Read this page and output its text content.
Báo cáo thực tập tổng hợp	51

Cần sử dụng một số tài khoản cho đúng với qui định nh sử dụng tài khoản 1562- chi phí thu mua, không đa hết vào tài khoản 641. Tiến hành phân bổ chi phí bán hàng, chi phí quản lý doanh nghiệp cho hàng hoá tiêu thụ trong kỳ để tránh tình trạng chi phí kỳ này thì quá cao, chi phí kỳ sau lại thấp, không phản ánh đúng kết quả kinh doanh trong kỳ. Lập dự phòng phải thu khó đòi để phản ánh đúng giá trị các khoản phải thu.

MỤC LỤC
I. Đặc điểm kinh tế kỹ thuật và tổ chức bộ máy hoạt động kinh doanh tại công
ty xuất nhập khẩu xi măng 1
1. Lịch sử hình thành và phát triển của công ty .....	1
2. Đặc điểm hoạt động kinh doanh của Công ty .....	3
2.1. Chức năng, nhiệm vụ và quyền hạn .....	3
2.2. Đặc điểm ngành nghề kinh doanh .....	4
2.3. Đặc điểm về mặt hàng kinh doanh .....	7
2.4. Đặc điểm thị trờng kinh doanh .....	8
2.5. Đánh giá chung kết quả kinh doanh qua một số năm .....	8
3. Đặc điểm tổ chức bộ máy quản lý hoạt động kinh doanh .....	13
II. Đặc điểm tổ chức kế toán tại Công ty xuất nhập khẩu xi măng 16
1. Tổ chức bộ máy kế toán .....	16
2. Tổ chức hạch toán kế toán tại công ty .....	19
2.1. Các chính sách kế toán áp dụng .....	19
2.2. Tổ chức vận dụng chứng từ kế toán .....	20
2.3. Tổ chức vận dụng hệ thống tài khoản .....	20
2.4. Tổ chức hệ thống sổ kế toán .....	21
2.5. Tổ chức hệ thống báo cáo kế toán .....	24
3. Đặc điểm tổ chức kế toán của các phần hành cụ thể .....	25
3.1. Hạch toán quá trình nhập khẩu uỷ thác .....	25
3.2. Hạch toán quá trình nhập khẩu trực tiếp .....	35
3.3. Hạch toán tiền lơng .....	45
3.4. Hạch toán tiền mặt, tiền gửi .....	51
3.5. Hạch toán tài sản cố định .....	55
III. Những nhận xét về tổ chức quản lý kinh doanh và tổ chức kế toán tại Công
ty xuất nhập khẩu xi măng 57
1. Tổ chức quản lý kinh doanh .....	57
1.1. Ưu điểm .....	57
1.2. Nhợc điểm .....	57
====
THE EXERCISE
Copy every line of the material, please, keeping it exactly the same.

CORRECT RESPONSE
Read this page and output its text content.
Báo cáo thực tập tổng hợp	51

Cần sử dụng một số tài khoản cho đúng với qui định nh sử dụng tài khoản 1562- chi phí thu mua, không đa hết vào tài khoản 641. Tiến hành phân bổ chi phí bán hàng, chi phí quản lý doanh nghiệp cho hàng hoá tiêu thụ trong kỳ để tránh tình trạng chi phí kỳ này thì quá cao, chi phí kỳ sau lại thấp, không phản ánh đúng kết quả kinh doanh trong kỳ. Lập dự phòng phải thu khó đòi để phản ánh đúng giá trị các khoản phải thu.

MỤC LỤC
I. Đặc điểm kinh tế kỹ thuật và tổ chức bộ máy hoạt động kinh doanh tại công
ty xuất nhập khẩu xi măng 1
1. Lịch sử hình thành và phát triển của công ty .....	1
2. Đặc điểm hoạt động kinh doanh của Công ty .....	3
2.1. Chức năng, nhiệm vụ và quyền hạn .....	3
2.2. Đặc điểm ngành nghề kinh doanh .....	4
2.3. Đặc điểm về mặt hàng kinh doanh .....	7
2.4. Đặc điểm thị trờng kinh doanh .....	8
2.5. Đánh giá chung kết quả kinh doanh qua một số năm .....	8
3. Đặc điểm tổ chức bộ máy quản lý hoạt động kinh doanh .....	13
II. Đặc điểm tổ chức kế toán tại Công ty xuất nhập khẩu xi măng 16
1. Tổ chức bộ máy kế toán .....	16
2. Tổ chức hạch toán kế toán tại công ty .....	19
2.1. Các chính sách kế toán áp dụng .....	19
2.2. Tổ chức vận dụng chứng từ kế toán .....	20
2.3. Tổ chức vận dụng hệ thống tài khoản .....	20
2.4. Tổ chức hệ thống sổ kế toán .....	21
2.5. Tổ chức hệ thống báo cáo kế toán .....	24
3. Đặc điểm tổ chức kế toán của các phần hành cụ thể .....	25
3.1. Hạch toán quá trình nhập khẩu uỷ thác .....	25
3.2. Hạch toán quá trình nhập khẩu trực tiếp .....	35
3.3. Hạch toán tiền lơng .....	45
3.4. Hạch toán tiền mặt, tiền gửi .....	51
3.5. Hạch toán tài sản cố định .....	55
III. Những nhận xét về tổ chức quản lý kinh doanh và tổ chức kế toán tại Công
ty xuất nhập khẩu xi măng 57
1. Tổ chức quản lý kinh doanh .....	57
1.1. Ưu điểm .....	57
1.2. Nhợc điểm .....	57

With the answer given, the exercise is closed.